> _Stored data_
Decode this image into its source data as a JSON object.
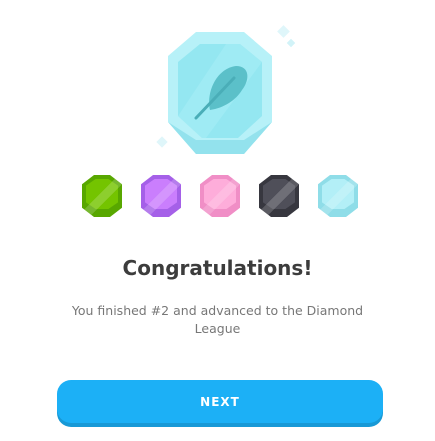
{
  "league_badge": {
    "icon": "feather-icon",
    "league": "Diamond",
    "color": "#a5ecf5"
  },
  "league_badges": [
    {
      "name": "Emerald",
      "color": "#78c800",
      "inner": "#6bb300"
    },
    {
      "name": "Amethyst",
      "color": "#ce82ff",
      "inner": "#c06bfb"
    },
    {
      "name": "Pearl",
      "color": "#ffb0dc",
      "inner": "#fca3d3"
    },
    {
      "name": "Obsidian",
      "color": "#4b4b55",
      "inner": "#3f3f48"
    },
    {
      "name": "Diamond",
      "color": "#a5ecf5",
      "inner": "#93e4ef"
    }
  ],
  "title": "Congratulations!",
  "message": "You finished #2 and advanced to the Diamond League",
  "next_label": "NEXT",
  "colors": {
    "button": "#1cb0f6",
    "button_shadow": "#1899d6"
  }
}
--
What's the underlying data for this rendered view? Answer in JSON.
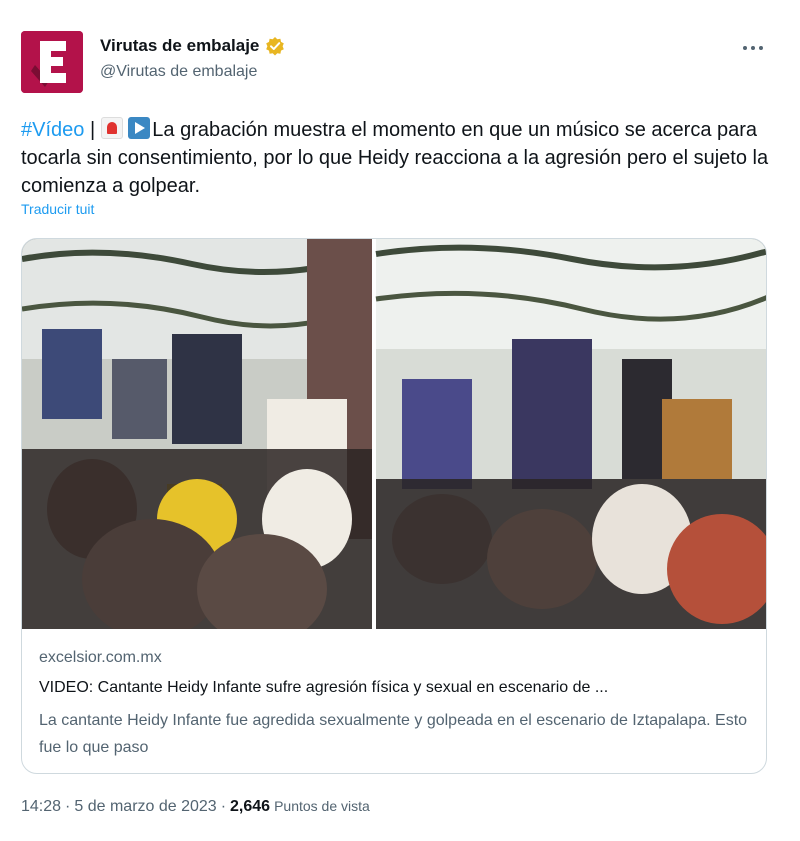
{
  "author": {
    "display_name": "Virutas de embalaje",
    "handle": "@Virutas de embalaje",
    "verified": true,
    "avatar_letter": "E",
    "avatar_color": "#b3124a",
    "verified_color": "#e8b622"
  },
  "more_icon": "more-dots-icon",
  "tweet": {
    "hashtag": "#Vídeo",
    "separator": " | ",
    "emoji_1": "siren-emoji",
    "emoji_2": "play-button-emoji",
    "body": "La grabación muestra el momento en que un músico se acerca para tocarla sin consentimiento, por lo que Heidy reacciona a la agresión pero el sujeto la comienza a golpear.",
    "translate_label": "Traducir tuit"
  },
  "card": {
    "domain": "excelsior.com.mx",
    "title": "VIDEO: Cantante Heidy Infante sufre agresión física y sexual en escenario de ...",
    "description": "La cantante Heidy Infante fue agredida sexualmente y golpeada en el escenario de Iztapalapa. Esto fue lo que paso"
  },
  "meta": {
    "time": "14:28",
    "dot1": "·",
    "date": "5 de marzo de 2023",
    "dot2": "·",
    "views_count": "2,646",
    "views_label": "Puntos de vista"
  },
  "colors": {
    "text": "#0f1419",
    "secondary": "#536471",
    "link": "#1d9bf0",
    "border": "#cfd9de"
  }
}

> _Task to carry out_
Out of the records, collect only those lines that contain the string "inner".

> _Finished exercise_
      "inner": "#6bb300"
      "inner": "#c06bfb"
      "inner": "#fca3d3"
      "inner": "#3f3f48"
      "inner": "#93e4ef"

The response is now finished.